— start —
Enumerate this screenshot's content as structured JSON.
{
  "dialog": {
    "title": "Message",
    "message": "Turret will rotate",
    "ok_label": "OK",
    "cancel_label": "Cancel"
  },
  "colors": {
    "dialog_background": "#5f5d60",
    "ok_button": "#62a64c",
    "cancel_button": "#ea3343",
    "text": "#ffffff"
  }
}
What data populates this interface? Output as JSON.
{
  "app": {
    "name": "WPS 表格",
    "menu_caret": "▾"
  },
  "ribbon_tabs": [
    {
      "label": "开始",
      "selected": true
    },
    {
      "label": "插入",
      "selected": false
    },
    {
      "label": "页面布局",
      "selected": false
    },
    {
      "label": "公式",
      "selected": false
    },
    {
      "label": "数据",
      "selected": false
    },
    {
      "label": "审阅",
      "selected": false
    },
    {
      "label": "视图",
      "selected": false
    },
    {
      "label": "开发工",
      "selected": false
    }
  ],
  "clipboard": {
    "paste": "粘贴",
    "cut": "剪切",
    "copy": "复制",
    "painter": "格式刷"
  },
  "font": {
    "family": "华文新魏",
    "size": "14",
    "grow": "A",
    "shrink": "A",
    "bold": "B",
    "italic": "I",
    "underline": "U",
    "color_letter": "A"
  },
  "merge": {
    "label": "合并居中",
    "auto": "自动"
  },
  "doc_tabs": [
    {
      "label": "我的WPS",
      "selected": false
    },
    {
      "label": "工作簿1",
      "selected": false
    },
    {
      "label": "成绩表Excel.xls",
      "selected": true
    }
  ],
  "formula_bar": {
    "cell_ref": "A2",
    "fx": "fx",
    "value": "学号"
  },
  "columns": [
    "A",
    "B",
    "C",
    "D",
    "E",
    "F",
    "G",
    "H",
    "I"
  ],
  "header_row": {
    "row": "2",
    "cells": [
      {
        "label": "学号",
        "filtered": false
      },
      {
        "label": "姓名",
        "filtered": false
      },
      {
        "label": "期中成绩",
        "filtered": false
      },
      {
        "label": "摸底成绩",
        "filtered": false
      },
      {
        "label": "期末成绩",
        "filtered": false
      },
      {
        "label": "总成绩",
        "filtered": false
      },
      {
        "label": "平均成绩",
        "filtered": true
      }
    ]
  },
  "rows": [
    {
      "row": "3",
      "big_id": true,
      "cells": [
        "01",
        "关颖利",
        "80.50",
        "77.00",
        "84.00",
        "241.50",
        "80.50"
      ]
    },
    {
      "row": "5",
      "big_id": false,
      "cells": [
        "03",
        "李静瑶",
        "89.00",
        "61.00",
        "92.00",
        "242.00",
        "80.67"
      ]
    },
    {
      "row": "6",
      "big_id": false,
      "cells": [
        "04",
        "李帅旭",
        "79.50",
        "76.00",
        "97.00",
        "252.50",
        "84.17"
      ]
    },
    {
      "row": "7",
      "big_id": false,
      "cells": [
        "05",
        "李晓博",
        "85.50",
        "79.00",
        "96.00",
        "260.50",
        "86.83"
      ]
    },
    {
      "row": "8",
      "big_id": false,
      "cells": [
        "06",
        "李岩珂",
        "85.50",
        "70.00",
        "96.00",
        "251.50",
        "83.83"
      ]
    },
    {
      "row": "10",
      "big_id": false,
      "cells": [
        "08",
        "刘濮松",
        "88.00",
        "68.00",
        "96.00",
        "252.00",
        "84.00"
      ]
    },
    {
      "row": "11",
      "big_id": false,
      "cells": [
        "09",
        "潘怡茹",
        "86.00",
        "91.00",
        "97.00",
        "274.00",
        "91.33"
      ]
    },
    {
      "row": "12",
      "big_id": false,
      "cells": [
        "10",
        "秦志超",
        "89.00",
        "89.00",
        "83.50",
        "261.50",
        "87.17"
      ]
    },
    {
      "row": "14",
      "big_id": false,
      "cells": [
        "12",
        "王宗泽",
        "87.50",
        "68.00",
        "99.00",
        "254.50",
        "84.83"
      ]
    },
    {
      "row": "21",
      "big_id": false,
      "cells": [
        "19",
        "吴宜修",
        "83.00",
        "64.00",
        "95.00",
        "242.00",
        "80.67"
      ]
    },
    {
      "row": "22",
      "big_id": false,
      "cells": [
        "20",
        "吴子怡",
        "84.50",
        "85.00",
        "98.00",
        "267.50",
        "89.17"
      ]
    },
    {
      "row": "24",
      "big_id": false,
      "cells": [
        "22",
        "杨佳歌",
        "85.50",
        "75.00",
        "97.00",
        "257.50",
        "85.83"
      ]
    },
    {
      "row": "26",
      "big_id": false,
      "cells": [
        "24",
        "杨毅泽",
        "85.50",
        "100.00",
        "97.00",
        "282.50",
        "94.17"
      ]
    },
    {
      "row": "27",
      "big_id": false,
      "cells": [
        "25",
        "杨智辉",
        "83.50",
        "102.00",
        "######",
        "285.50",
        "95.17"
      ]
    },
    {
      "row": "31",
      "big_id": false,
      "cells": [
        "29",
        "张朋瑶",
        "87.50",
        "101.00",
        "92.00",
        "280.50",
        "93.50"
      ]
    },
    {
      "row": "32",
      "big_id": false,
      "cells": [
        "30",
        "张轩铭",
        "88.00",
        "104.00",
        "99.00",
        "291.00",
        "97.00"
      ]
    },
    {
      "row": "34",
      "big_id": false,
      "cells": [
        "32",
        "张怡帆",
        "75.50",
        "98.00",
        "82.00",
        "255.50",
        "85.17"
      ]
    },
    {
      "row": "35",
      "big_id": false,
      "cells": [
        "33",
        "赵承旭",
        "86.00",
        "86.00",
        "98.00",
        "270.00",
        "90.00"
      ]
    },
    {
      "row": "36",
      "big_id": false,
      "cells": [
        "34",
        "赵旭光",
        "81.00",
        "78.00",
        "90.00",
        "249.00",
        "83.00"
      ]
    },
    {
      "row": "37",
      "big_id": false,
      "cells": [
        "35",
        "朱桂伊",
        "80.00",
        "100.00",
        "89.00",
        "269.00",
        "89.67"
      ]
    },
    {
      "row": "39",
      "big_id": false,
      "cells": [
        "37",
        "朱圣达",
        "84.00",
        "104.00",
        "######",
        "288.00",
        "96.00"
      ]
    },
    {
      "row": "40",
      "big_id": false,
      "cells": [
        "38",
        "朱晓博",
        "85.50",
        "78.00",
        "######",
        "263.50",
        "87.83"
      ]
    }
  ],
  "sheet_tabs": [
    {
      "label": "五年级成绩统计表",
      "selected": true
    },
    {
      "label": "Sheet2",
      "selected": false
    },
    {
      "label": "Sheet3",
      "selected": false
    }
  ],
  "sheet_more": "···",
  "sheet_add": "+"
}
— end —
— start —
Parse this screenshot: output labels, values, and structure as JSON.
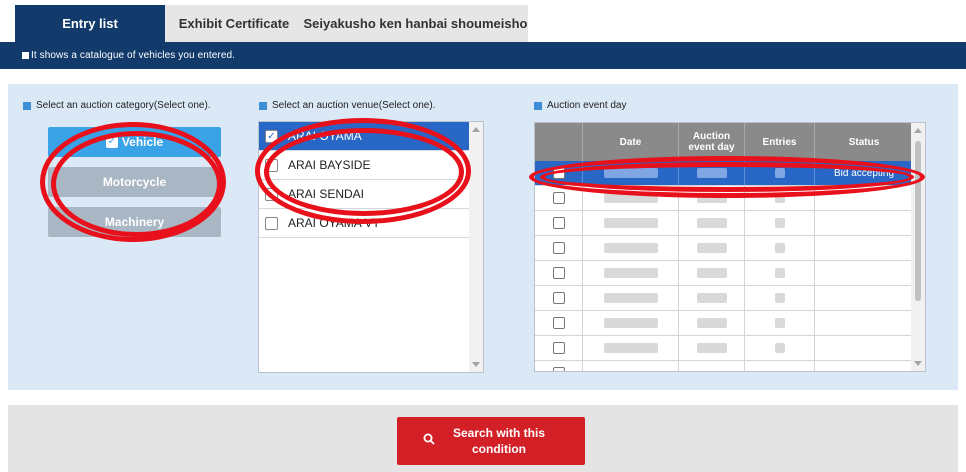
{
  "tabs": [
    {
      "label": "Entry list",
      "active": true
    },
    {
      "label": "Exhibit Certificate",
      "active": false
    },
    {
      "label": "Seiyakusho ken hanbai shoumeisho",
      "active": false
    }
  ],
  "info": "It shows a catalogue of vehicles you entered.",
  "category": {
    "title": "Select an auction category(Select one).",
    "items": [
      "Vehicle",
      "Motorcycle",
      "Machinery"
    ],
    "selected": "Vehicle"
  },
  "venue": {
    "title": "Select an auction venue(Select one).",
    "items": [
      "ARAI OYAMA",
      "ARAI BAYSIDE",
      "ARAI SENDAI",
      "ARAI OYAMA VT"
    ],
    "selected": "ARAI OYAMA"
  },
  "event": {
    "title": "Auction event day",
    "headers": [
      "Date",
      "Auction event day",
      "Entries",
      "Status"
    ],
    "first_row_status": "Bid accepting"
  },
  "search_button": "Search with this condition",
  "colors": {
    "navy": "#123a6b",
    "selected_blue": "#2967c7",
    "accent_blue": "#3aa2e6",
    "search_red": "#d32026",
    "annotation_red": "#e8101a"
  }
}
— end —
EXERCISE AIM: Identify and copy the lines holding the word "JSON".

ANSWER BELOW:
Enumerate this screenshot's content as structured JSON.
What data populates this interface? Output as JSON.
Parse this screenshot: output labels, values, and structure as JSON.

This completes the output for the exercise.